→ **THE RECORDS**:

## BEGIN

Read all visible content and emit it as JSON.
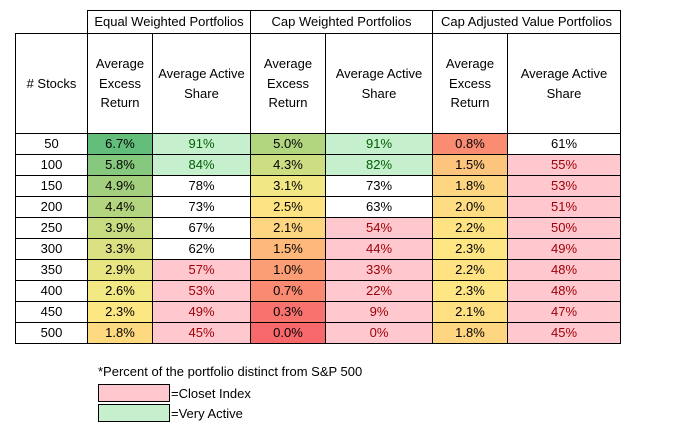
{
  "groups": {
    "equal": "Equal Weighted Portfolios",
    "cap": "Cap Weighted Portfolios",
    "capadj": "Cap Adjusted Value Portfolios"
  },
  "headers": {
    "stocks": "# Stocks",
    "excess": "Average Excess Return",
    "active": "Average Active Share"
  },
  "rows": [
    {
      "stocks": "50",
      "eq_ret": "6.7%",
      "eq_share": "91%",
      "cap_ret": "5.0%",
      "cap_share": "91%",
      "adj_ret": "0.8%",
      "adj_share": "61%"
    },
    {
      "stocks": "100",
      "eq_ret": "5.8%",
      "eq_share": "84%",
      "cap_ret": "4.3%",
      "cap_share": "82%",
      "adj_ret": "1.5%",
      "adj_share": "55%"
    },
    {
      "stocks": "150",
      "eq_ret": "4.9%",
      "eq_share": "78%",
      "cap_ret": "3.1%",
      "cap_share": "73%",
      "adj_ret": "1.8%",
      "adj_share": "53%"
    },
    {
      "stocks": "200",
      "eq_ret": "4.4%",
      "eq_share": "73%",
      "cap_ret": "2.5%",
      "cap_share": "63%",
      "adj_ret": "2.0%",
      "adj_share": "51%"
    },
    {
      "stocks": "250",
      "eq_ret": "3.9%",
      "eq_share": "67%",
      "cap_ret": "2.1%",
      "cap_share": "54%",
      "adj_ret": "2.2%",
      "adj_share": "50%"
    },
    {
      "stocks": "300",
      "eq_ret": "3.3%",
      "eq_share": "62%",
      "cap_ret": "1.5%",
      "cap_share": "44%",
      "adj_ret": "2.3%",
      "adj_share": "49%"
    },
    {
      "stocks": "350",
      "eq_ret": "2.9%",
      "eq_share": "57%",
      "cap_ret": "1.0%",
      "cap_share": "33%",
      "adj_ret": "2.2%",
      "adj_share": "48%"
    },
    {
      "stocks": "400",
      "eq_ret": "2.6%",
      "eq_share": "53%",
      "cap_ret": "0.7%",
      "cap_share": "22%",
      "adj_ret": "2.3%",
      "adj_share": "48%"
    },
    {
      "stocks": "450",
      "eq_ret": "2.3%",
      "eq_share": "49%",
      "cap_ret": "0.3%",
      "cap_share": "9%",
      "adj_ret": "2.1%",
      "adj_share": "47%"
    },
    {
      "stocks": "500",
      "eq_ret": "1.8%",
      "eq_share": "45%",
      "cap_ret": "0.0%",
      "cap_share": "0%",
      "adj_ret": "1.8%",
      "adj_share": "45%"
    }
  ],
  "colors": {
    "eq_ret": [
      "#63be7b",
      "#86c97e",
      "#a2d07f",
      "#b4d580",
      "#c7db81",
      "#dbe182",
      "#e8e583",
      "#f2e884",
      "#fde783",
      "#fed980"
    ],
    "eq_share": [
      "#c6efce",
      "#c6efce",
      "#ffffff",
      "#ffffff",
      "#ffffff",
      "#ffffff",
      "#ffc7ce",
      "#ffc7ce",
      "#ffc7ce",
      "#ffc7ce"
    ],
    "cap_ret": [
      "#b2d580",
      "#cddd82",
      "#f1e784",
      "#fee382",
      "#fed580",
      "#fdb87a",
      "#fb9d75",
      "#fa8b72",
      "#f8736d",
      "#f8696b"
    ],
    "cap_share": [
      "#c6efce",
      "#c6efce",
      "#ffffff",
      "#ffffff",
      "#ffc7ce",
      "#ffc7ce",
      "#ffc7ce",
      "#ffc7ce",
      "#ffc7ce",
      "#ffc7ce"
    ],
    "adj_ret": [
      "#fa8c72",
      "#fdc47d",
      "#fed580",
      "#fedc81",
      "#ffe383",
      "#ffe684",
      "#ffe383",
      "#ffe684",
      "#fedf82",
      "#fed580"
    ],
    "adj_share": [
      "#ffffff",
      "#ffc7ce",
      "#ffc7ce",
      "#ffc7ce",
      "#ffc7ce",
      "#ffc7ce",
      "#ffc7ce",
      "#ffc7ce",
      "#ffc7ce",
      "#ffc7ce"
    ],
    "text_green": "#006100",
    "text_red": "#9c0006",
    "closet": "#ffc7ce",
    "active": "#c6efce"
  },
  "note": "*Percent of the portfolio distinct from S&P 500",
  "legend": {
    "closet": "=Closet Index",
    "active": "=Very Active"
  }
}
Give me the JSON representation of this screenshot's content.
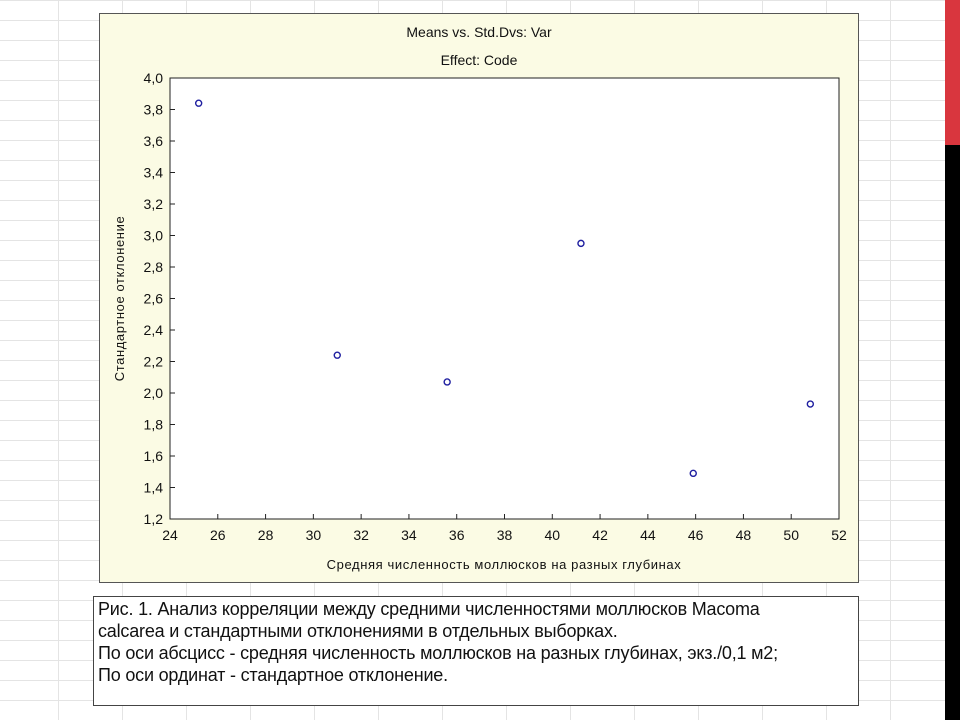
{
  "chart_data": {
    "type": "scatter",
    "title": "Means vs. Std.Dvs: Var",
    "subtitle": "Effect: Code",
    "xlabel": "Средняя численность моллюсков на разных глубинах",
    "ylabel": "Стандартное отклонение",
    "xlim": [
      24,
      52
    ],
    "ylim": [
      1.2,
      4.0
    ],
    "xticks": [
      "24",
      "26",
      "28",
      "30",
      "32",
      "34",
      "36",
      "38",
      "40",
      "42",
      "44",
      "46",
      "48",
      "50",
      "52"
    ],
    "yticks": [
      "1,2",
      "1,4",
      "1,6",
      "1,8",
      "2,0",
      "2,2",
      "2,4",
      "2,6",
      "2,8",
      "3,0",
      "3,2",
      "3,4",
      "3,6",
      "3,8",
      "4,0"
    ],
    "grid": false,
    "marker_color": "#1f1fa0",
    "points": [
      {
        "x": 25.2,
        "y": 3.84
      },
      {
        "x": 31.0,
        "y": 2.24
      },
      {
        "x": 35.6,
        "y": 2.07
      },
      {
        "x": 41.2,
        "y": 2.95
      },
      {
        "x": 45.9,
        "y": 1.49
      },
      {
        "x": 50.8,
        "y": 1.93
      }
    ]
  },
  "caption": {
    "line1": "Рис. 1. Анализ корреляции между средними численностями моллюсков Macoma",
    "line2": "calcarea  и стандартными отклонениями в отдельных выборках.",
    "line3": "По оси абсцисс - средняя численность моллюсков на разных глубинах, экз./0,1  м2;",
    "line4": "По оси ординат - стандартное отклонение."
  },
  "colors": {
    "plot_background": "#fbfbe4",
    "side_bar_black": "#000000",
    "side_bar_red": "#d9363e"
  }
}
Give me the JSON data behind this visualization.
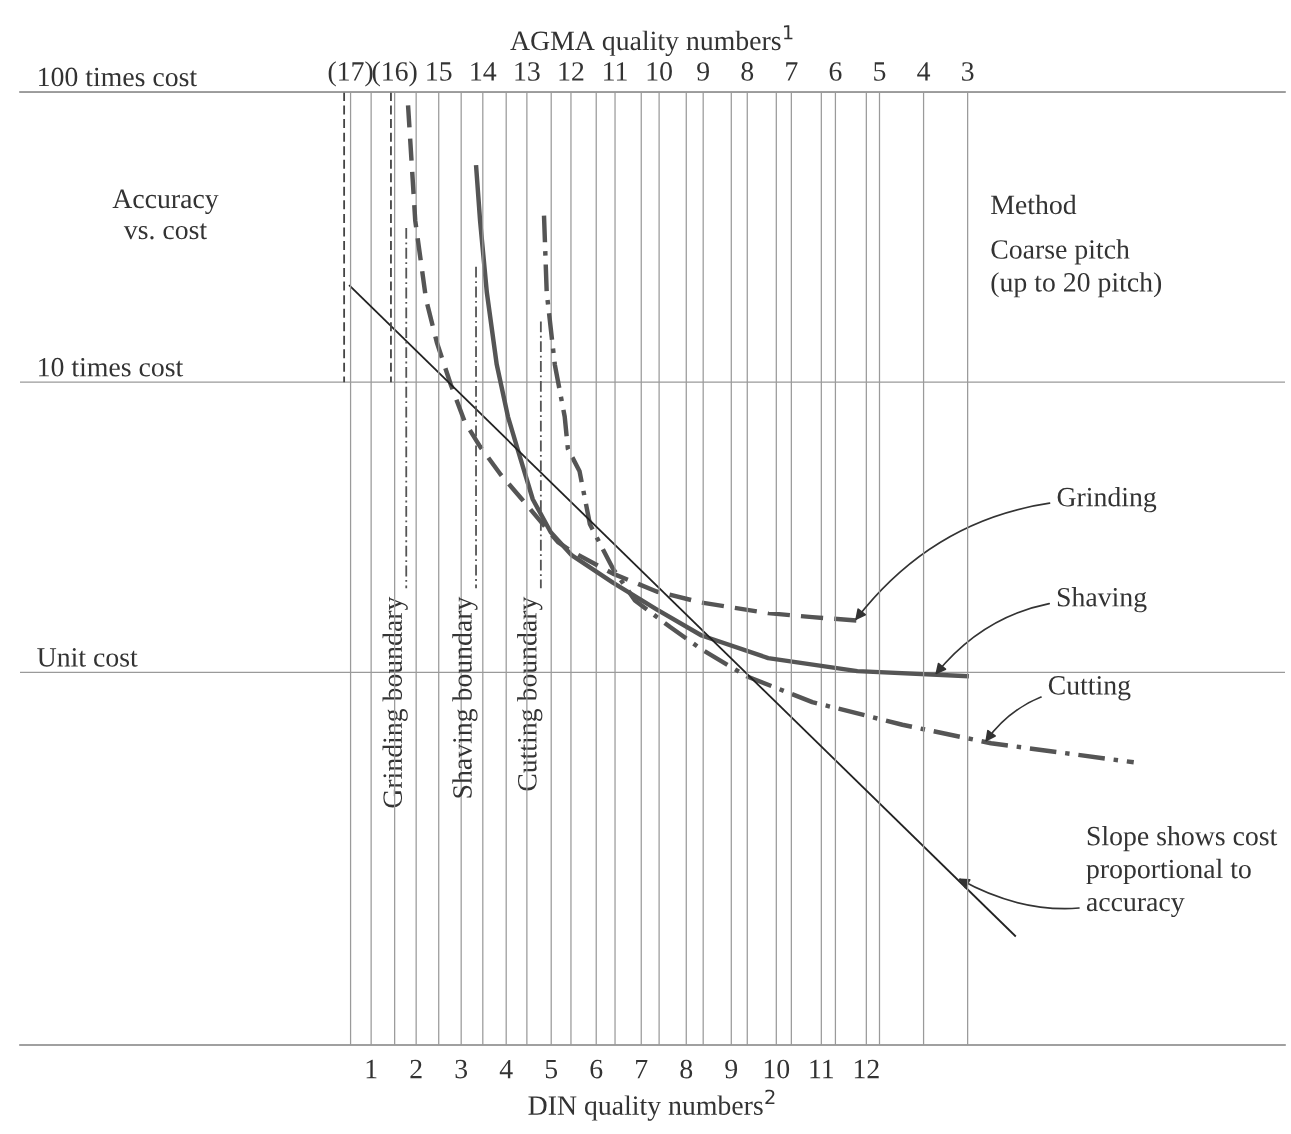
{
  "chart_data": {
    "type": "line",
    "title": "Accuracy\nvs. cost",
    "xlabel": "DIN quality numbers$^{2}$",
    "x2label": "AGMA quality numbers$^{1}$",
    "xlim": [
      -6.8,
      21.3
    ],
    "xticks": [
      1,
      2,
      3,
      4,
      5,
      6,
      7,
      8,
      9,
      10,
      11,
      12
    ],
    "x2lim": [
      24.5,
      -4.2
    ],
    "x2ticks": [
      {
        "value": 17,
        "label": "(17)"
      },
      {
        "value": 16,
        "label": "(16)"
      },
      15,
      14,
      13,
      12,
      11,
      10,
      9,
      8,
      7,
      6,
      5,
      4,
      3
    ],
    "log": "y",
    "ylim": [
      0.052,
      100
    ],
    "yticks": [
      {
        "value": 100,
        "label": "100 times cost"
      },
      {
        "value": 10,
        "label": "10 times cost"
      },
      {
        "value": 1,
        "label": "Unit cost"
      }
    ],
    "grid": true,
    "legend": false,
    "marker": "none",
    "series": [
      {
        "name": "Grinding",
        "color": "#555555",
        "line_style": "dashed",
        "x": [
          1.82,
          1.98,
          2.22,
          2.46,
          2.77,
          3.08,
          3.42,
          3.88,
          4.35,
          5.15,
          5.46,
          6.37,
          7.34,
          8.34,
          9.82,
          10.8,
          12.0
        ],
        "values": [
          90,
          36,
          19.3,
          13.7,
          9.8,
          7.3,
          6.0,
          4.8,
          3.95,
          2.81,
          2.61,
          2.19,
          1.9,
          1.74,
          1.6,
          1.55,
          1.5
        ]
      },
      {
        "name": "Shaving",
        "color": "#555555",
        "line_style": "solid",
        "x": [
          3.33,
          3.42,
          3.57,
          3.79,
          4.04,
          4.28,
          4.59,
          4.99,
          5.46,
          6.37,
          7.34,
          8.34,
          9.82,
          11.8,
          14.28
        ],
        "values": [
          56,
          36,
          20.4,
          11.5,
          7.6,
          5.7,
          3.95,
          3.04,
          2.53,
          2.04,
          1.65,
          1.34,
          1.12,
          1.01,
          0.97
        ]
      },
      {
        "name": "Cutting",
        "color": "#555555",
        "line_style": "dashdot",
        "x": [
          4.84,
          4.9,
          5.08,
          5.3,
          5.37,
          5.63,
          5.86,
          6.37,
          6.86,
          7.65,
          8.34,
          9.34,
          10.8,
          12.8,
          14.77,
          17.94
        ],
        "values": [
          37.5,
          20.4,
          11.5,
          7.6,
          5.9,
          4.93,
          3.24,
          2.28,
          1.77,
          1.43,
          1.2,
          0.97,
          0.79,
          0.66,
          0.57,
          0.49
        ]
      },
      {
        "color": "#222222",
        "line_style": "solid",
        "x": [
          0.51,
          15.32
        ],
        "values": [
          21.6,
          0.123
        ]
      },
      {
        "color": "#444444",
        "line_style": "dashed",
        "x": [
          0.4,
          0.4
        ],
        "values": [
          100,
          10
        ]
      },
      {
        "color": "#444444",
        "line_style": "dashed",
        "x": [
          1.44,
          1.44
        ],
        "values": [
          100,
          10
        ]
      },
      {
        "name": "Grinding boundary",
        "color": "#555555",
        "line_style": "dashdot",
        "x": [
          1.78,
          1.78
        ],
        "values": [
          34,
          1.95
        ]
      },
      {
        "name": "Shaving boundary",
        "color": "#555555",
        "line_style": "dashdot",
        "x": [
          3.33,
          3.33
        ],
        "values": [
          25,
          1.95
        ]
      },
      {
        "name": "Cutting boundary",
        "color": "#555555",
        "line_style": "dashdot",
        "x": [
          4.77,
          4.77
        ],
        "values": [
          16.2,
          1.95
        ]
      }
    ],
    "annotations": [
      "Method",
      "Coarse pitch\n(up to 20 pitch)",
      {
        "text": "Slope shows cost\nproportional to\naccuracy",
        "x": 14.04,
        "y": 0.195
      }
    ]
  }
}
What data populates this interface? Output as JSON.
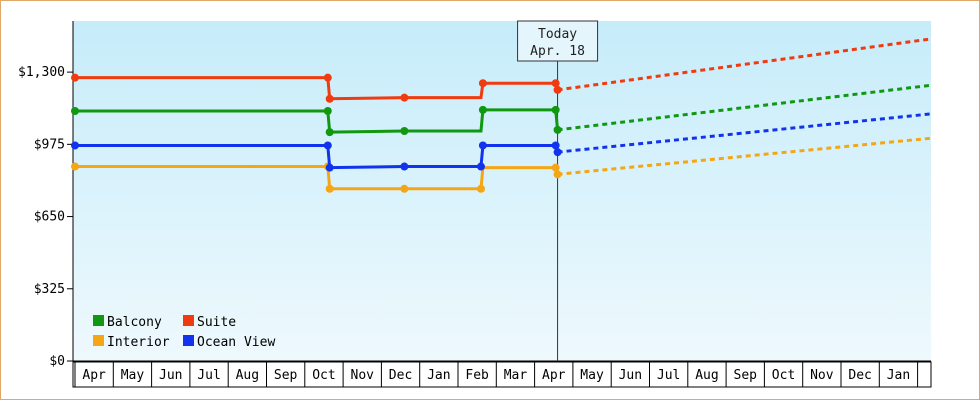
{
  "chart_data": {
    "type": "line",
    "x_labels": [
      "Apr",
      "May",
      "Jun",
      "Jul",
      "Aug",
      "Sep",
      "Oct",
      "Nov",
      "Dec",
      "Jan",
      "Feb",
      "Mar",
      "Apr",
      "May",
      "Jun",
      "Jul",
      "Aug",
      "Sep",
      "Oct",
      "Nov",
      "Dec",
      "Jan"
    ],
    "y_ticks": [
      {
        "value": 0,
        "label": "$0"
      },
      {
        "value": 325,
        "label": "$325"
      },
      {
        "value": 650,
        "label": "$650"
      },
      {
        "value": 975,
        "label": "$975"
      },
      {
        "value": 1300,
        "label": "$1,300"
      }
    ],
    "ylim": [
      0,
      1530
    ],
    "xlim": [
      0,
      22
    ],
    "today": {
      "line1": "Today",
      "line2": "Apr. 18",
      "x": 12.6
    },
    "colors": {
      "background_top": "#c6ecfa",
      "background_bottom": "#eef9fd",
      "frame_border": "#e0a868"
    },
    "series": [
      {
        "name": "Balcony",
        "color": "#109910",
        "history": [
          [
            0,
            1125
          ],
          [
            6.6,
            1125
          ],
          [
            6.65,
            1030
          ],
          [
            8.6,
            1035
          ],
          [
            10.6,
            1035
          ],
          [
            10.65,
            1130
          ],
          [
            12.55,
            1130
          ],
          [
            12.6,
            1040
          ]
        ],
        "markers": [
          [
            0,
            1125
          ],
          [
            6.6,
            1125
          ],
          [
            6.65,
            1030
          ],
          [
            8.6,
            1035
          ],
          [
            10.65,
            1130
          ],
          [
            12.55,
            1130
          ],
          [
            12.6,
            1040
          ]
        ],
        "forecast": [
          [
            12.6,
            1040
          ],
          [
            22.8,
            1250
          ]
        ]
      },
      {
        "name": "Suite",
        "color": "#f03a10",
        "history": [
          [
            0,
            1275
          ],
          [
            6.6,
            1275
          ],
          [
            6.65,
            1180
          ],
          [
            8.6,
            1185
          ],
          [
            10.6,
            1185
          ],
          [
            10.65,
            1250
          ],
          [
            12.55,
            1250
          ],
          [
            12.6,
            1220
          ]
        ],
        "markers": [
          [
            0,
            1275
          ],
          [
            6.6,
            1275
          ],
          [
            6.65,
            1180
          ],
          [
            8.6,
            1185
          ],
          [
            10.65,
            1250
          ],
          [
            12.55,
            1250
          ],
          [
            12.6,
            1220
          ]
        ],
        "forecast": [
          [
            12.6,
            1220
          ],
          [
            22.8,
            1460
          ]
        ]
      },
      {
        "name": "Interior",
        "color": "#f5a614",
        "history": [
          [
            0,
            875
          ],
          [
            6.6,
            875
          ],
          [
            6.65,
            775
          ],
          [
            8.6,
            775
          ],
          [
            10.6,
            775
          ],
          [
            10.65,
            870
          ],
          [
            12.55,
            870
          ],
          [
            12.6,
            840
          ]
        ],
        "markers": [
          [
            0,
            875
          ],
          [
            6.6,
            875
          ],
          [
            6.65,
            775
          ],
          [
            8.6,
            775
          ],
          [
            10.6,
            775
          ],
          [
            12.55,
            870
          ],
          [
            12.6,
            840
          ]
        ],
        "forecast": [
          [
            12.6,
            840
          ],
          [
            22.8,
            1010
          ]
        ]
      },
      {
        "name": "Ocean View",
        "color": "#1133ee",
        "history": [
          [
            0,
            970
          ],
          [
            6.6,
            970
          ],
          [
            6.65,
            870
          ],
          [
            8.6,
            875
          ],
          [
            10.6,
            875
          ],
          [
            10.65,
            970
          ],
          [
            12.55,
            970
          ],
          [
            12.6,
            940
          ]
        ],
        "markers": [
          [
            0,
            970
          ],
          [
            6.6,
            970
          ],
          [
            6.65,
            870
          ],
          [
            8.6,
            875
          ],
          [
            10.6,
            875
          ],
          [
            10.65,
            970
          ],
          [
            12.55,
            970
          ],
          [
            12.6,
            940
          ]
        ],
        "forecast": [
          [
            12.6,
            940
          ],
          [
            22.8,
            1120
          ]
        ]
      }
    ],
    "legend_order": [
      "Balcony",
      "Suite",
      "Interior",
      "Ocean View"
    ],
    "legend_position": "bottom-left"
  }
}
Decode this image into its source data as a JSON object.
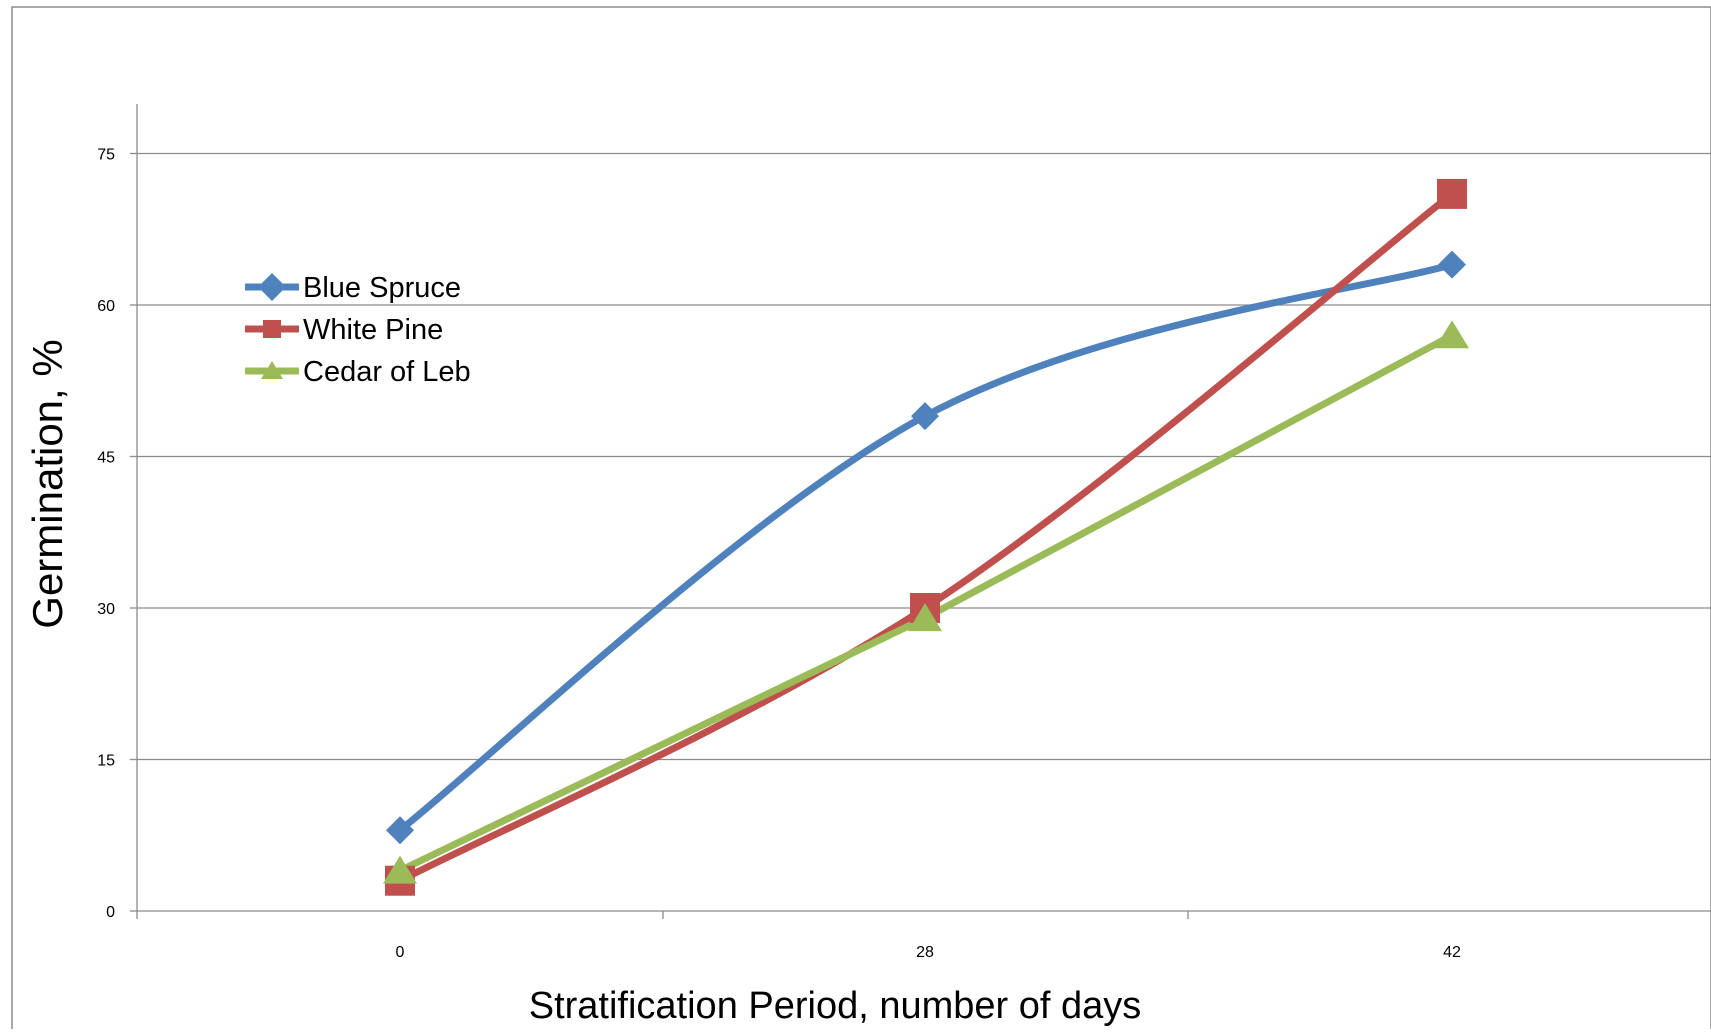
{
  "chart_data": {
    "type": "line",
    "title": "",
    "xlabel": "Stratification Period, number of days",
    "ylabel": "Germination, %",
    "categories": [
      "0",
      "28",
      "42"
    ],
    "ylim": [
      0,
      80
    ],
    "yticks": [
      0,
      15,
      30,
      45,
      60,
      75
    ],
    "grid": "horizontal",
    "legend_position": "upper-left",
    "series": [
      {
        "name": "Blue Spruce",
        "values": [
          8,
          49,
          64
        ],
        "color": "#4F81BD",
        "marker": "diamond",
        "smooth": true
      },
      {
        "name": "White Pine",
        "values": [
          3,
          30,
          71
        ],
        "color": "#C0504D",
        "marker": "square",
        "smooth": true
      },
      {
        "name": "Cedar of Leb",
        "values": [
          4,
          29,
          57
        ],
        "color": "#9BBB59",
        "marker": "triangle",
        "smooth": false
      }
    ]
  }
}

## END

→ **STATED GOAL**:
Pull out every line of the records that includes the string "Shaving".

→ **ANSWER TO THE TASK**:
        "name": "Shaving",
        "name": "Shaving boundary",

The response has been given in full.